> _What needs to be done_:
Each line holding the word "button" counts once; give the total and nothing more.

> _Material for this task_:
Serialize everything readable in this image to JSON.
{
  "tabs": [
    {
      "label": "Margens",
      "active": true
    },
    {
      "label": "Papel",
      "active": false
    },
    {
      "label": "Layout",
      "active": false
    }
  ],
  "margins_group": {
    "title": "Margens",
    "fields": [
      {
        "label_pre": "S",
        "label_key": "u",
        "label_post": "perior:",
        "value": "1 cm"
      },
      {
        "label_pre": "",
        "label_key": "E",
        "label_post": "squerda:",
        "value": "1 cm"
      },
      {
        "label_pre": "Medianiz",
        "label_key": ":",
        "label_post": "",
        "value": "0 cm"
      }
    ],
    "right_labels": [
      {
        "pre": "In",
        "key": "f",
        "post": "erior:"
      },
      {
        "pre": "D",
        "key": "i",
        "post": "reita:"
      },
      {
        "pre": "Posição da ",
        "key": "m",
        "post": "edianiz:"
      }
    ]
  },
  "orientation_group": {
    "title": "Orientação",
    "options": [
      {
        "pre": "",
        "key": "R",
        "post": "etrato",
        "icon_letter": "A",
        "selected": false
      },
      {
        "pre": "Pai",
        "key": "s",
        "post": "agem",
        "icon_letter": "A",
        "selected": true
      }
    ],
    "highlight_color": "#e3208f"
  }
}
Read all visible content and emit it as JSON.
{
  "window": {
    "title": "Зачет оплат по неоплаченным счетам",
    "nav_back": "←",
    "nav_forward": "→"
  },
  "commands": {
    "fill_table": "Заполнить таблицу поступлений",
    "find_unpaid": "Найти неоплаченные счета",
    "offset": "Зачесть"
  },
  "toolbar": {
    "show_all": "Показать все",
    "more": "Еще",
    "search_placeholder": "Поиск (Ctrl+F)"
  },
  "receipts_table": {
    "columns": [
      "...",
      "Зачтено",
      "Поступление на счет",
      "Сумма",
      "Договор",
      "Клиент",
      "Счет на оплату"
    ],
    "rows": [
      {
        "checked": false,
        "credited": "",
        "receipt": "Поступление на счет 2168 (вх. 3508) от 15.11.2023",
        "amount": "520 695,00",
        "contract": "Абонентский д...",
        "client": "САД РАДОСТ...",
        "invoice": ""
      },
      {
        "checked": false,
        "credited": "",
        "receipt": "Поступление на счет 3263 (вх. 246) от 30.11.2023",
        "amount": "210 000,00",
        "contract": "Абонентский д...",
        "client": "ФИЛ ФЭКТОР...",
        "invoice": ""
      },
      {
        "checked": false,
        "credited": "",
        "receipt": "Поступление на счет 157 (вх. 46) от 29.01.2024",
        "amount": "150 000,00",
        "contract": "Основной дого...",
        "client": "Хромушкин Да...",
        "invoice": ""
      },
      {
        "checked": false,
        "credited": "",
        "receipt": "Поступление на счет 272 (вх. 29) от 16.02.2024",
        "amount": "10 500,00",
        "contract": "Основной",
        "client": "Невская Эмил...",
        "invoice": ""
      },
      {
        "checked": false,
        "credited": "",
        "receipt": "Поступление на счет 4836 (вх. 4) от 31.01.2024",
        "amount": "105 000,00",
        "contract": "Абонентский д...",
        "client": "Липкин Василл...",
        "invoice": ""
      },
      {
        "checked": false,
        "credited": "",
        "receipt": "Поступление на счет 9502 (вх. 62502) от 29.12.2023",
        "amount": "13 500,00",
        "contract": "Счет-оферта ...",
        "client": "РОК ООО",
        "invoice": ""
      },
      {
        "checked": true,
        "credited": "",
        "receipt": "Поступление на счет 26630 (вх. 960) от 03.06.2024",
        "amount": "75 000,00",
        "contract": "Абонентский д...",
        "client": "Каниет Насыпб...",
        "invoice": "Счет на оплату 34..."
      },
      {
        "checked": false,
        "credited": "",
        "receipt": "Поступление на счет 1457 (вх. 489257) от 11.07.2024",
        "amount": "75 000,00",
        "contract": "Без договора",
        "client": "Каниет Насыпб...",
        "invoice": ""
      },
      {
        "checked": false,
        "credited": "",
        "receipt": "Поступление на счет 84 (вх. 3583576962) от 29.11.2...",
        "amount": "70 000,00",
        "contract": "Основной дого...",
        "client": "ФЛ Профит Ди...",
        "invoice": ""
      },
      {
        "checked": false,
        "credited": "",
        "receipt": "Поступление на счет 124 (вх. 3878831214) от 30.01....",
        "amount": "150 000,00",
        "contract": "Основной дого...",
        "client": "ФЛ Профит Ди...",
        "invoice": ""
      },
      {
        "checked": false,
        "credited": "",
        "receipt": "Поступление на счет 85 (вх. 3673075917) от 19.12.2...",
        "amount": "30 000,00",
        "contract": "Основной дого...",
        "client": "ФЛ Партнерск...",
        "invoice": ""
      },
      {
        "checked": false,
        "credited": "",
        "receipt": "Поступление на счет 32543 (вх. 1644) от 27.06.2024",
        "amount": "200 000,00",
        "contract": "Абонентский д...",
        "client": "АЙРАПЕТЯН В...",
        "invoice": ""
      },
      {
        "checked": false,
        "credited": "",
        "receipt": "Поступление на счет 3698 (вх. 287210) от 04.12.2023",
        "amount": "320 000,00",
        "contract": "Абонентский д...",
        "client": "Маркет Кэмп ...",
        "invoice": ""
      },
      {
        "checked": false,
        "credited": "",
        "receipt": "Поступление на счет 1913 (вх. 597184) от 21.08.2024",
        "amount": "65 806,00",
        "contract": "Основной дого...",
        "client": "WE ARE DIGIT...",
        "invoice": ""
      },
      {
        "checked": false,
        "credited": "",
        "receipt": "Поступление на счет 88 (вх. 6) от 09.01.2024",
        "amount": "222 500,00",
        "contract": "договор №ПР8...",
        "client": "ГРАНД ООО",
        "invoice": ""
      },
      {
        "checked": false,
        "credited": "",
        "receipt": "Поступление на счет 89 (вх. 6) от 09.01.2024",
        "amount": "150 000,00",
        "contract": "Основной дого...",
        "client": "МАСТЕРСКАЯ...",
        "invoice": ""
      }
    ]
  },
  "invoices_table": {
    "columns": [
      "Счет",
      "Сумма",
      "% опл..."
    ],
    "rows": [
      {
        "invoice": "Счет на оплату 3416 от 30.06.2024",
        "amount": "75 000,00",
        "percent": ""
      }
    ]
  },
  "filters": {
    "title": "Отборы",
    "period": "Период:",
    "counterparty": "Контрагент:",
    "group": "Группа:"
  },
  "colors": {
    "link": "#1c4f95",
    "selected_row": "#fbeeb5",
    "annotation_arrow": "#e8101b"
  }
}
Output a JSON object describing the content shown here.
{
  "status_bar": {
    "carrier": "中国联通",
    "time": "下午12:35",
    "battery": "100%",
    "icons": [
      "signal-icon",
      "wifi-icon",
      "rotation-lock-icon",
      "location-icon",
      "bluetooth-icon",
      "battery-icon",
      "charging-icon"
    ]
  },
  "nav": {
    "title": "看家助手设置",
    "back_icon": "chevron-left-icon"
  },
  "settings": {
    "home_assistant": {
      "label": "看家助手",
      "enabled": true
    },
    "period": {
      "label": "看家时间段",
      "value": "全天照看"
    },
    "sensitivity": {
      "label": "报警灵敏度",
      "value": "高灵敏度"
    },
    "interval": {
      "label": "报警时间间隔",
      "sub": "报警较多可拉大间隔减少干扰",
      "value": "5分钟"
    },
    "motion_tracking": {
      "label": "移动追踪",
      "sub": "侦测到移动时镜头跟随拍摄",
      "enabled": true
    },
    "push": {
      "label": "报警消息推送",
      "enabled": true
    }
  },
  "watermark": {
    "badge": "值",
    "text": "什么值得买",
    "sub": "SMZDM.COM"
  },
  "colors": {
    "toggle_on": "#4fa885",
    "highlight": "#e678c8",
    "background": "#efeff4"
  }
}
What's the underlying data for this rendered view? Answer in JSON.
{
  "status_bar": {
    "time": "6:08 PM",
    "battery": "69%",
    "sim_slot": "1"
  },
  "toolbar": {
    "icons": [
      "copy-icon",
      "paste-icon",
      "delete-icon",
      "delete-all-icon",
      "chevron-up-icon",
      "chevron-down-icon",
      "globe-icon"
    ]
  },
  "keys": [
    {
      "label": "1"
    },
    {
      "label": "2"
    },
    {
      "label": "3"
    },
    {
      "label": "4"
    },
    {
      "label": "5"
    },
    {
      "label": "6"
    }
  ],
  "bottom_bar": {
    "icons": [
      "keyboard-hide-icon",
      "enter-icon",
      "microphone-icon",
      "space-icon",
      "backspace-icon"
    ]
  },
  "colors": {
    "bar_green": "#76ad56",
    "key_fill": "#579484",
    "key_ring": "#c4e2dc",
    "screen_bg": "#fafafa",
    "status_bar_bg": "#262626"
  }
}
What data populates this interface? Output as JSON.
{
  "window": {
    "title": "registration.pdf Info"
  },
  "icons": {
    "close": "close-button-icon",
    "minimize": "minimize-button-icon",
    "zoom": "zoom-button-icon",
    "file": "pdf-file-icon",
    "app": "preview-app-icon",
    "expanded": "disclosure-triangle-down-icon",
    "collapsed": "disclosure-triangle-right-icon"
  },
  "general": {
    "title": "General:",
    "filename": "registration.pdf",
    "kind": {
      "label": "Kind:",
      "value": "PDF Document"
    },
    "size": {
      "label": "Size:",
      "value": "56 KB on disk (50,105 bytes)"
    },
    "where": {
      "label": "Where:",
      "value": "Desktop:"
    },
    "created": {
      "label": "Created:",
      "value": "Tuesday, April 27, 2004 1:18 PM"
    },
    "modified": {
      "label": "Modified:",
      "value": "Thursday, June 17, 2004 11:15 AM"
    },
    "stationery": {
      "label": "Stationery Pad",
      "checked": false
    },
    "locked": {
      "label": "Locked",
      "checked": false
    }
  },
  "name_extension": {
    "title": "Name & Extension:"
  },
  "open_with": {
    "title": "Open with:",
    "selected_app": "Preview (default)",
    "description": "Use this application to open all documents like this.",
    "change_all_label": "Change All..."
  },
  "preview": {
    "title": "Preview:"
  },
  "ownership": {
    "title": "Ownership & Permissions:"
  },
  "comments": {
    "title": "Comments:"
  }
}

> _Answer below_:
3